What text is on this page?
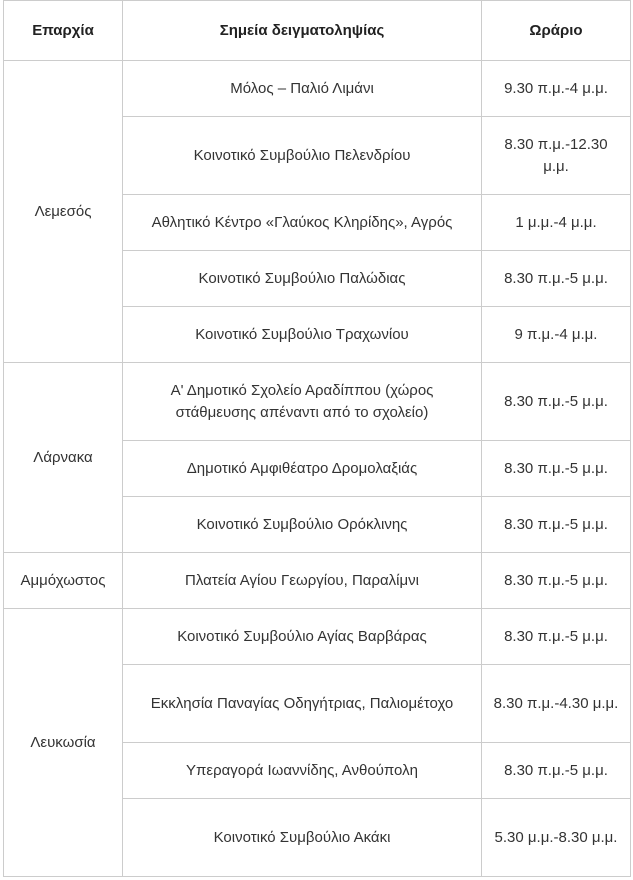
Επαρχία	Σημεία δειγματοληψίας	Ωράριο
Λεμεσός	Μόλος – Παλιό Λιμάνι	9.30 π.μ.-4 μ.μ.
	Κοινοτικό Συμβούλιο Πελενδρίου	8.30 π.μ.-12.30 μ.μ.
	Αθλητικό Κέντρο «Γλαύκος Κληρίδης», Αγρός	1 μ.μ.-4 μ.μ.
	Κοινοτικό Συμβούλιο Παλώδιας	8.30 π.μ.-5 μ.μ.
	Κοινοτικό Συμβούλιο Τραχωνίου	9 π.μ.-4 μ.μ.
Λάρνακα	Α' Δημοτικό Σχολείο Αραδίππου (χώρος στάθμευσης απέναντι από το σχολείο)	8.30 π.μ.-5 μ.μ.
	Δημοτικό Αμφιθέατρο Δρομολαξιάς	8.30 π.μ.-5 μ.μ.
	Κοινοτικό Συμβούλιο Ορόκλινης	8.30 π.μ.-5 μ.μ.
Αμμόχωστος	Πλατεία Αγίου Γεωργίου, Παραλίμνι	8.30 π.μ.-5 μ.μ.
Λευκωσία	Κοινοτικό Συμβούλιο Αγίας Βαρβάρας	8.30 π.μ.-5 μ.μ.
	Εκκλησία Παναγίας Οδηγήτριας, Παλιομέτοχο	8.30 π.μ.-4.30 μ.μ.
	Υπεραγορά Ιωαννίδης, Ανθούπολη	8.30 π.μ.-5 μ.μ.
	Κοινοτικό Συμβούλιο Ακάκι	5.30 μ.μ.-8.30 μ.μ.
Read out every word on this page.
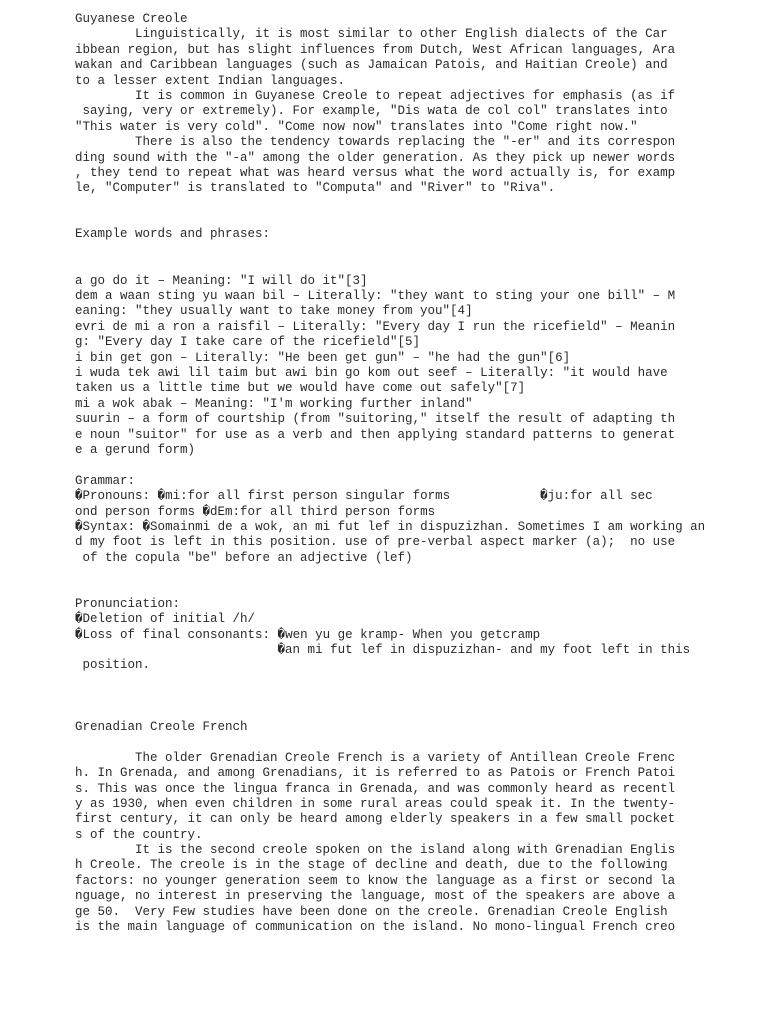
Guyanese Creole
Linguistically, it is most similar to other English dialects of the Car
ibbean region, but has slight influences from Dutch, West African languages, Ara
wakan and Caribbean languages (such as Jamaican Patois, and Haitian Creole) and
to a lesser extent Indian languages.
It is common in Guyanese Creole to repeat adjectives for emphasis (as if
saying, very or extremely). For example, "Dis wata de col col" translates into
"This water is very cold". "Come now now" translates into "Come right now."
There is also the tendency towards replacing the "-er" and its correspon
ding sound with the "-a" among the older generation. As they pick up newer words
, they tend to repeat what was heard versus what the word actually is, for examp
le, "Computer" is translated to "Computa" and "River" to "Riva".
Example words and phrases:
a go do it – Meaning: "I will do it"[3]
dem a waan sting yu waan bil – Literally: "they want to sting your one bill" – M
eaning: "they usually want to take money from you"[4]
evri de mi a ron a raisfil – Literally: "Every day I run the ricefield" – Meanin
g: "Every day I take care of the ricefield"[5]
i bin get gon – Literally: "He been get gun" – "he had the gun"[6]
i wuda tek awi lil taim but awi bin go kom out seef – Literally: "it would have
taken us a little time but we would have come out safely"[7]
mi a wok abak – Meaning: "I'm working further inland"
suurin – a form of courtship (from "suitoring," itself the result of adapting th
e noun "suitor" for use as a verb and then applying standard patterns to generat
e a gerund form)
Grammar:
�Pronouns: �mi:for all first person singular forms            �ju:for all sec
ond person forms �dEm:for all third person forms
�Syntax: �Somainmi de a wok, an mi fut lef in dispuzizhan. Sometimes I am working an
d my foot is left in this position. use of pre-verbal aspect marker (a);  no use
of the copula "be" before an adjective (lef)
Pronunciation:
�Deletion of initial /h/
�Loss of final consonants: �wen yu ge kramp- When you getcramp
�an mi fut lef in dispuzizhan- and my foot left in this
position.
Grenadian Creole French
The older Grenadian Creole French is a variety of Antillean Creole Frenc
h. In Grenada, and among Grenadians, it is referred to as Patois or French Patoi
s. This was once the lingua franca in Grenada, and was commonly heard as recentl
y as 1930, when even children in some rural areas could speak it. In the twenty-
first century, it can only be heard among elderly speakers in a few small pocket
s of the country.
It is the second creole spoken on the island along with Grenadian Englis
h Creole. The creole is in the stage of decline and death, due to the following
factors: no younger generation seem to know the language as a first or second la
nguage, no interest in preserving the language, most of the speakers are above a
ge 50.  Very Few studies have been done on the creole. Grenadian Creole English
is the main language of communication on the island. No mono-lingual French creo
######
● INSTRUCTIONS FOR THE TASK
Gather up the lines containing the word "second" from these records and copy them.

● FULL RESPONSE
It is the second creole spoken on the island along with Grenadian Englis
factors: no younger generation seem to know the language as a first or second la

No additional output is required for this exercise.